**Problem to solve:** Every line below that includes "Republic" counts toward the total. Report that total alone.

**Saved data entries:**

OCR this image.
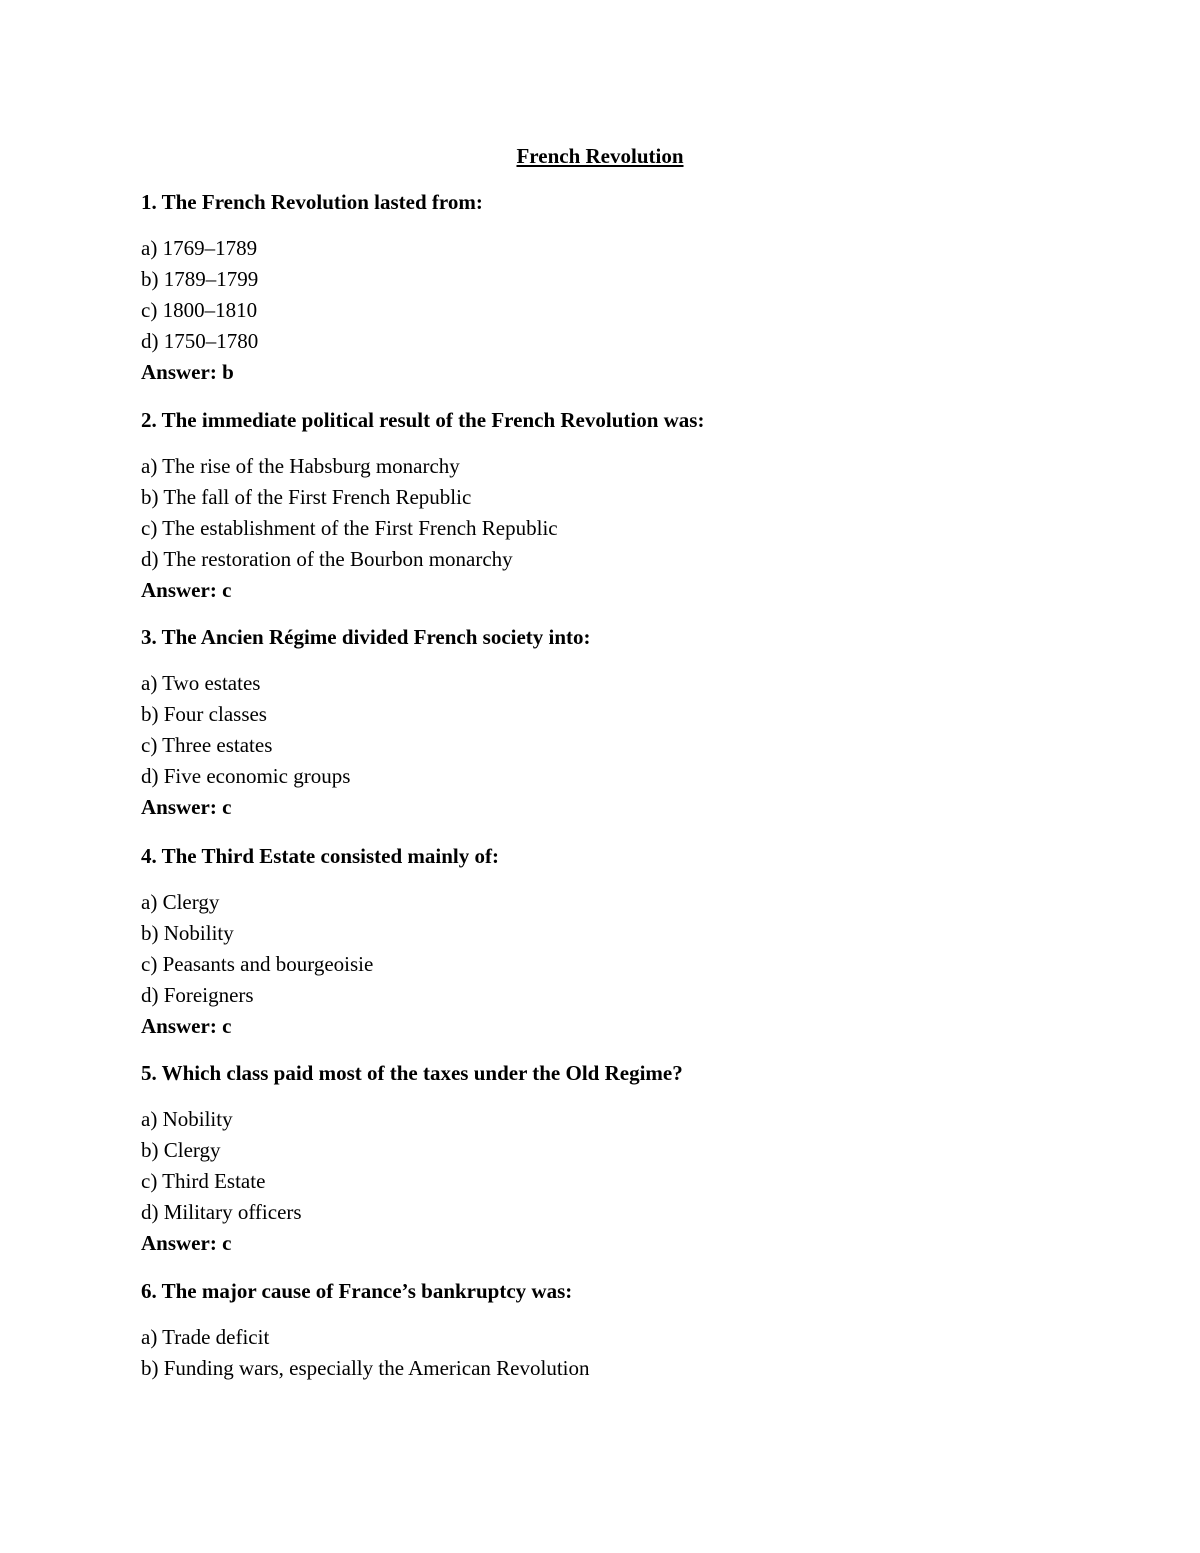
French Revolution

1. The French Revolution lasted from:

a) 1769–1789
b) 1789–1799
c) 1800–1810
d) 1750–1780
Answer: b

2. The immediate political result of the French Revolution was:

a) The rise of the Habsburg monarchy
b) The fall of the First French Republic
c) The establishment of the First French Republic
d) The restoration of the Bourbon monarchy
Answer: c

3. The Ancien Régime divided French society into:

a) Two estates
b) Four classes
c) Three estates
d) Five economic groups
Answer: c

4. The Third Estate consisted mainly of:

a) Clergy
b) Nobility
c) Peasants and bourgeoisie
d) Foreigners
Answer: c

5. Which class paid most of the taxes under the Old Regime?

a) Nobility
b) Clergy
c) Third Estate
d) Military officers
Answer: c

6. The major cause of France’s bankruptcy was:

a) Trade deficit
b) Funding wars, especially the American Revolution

**Expected answer:** 2